=== SET PROBLEM ===
Report how many lines of the listing below include the word "club". Give nothing but the number.
start
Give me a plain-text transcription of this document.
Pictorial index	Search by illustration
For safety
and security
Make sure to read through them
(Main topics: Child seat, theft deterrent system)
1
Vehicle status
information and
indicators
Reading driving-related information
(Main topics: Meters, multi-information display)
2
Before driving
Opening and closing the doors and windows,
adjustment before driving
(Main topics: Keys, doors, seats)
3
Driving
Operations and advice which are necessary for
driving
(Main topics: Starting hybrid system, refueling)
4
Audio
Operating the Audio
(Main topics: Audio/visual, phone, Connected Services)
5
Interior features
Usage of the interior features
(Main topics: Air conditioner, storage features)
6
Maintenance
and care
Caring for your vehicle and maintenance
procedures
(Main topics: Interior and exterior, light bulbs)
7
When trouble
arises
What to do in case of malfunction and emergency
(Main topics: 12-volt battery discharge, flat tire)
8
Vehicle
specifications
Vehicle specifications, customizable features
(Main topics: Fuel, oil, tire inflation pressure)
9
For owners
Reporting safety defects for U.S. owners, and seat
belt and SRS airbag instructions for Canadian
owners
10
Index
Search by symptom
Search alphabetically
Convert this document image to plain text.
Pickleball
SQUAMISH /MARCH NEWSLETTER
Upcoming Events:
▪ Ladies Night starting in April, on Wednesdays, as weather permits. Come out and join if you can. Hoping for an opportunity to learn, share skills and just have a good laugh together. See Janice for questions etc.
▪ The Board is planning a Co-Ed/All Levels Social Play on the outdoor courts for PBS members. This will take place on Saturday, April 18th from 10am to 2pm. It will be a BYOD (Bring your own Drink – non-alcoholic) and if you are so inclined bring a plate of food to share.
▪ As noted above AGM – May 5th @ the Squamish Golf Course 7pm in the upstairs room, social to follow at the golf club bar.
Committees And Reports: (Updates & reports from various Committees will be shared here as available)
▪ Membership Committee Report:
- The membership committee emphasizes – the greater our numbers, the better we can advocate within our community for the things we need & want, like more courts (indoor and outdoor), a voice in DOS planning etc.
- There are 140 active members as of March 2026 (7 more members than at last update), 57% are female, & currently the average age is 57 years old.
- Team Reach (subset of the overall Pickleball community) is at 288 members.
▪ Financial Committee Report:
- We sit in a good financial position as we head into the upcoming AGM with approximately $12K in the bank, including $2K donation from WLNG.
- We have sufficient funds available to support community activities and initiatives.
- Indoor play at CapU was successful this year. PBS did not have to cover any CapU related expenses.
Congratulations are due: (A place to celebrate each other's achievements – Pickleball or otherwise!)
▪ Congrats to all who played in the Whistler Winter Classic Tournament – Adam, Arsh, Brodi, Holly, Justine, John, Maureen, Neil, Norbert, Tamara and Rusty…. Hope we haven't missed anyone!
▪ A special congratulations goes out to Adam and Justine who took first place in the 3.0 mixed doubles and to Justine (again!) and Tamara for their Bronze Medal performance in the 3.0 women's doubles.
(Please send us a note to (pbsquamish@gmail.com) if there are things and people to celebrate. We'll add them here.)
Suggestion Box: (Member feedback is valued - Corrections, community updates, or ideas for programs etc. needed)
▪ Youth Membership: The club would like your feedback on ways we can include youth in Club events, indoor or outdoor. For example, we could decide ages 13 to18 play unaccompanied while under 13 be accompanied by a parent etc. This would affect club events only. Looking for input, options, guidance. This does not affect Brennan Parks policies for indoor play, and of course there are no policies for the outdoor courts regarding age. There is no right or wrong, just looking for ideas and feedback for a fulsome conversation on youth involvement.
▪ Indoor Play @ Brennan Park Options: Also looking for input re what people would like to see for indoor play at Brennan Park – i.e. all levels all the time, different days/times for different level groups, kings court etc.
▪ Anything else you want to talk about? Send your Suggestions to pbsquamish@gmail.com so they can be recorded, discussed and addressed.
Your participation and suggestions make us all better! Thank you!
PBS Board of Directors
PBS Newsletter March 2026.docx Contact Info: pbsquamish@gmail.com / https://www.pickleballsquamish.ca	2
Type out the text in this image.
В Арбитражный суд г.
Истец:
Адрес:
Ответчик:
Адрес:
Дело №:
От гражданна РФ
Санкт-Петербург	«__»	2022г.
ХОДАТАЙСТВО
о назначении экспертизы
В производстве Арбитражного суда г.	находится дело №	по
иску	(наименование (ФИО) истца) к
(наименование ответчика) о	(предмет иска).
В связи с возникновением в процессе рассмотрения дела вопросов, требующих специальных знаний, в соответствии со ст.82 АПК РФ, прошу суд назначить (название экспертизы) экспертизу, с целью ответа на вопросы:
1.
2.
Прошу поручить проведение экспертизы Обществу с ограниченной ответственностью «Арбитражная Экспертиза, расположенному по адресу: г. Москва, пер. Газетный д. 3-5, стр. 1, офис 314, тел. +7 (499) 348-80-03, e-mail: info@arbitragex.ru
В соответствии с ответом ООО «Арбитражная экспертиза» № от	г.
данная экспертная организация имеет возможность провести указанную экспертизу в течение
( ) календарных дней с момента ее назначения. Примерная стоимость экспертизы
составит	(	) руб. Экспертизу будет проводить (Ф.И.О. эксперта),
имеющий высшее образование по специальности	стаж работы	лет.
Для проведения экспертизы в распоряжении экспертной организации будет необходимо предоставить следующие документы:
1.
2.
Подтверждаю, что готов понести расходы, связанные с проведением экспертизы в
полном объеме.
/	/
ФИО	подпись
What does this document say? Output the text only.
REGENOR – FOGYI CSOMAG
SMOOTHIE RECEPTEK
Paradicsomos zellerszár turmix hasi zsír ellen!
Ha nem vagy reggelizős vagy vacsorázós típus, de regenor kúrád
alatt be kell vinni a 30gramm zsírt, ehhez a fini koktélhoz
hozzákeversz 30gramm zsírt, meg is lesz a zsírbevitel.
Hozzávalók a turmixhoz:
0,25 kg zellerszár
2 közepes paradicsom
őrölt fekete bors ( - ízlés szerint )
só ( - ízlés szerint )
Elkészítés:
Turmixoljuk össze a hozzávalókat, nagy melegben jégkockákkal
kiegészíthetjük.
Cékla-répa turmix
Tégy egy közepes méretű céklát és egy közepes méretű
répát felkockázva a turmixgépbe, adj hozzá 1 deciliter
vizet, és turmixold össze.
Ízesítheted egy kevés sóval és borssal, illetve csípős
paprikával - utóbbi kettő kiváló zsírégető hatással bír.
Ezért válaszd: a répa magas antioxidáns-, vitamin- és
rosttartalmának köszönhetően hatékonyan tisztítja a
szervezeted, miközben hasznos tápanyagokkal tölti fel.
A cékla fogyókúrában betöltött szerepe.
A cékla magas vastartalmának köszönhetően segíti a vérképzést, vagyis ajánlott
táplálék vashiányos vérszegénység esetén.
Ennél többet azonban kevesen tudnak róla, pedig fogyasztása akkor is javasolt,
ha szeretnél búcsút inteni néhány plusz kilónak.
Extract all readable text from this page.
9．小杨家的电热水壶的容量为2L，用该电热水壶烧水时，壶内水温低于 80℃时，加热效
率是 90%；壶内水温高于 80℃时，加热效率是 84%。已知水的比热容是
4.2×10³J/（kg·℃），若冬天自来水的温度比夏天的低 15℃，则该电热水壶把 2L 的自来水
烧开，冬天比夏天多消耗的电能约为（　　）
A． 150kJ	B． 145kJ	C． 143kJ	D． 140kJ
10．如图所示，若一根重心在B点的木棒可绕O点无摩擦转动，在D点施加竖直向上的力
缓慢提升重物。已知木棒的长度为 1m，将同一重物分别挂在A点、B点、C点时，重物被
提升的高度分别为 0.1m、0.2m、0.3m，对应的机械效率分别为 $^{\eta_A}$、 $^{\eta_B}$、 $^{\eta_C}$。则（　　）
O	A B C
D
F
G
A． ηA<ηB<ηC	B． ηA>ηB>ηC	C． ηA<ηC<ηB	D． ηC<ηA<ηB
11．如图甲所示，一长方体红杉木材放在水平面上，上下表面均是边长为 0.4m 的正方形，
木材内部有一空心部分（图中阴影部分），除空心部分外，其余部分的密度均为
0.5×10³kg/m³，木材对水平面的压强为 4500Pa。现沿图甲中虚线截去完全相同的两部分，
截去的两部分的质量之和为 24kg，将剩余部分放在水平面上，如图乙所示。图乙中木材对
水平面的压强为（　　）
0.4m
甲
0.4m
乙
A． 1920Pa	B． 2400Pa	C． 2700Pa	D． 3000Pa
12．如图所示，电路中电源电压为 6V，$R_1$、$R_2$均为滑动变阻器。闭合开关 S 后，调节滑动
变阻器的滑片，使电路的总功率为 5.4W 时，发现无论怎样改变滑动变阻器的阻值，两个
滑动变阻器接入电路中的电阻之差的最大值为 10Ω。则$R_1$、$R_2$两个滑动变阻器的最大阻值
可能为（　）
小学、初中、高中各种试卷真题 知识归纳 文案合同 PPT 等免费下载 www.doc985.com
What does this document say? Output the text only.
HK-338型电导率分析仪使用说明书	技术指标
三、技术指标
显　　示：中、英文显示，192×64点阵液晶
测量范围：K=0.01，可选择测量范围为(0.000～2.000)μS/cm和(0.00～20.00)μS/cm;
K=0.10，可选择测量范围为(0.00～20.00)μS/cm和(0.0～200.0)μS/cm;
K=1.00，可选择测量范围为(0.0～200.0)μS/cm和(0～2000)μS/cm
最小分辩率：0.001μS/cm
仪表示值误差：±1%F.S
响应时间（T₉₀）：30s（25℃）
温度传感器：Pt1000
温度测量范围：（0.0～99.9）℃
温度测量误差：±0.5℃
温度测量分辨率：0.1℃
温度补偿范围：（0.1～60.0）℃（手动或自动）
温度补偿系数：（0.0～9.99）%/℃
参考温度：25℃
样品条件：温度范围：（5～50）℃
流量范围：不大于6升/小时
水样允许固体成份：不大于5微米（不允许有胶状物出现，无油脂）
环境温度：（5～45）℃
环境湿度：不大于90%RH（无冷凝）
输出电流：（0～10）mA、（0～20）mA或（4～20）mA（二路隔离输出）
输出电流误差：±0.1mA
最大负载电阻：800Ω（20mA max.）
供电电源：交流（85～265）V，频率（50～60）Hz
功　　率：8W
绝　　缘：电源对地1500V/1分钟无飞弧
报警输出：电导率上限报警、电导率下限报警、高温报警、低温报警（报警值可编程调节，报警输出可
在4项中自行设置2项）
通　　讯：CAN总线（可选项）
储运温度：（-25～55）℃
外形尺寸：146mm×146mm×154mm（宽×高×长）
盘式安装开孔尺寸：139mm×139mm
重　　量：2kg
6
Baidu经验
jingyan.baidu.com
end
=== WRITTEN REPLY ===
2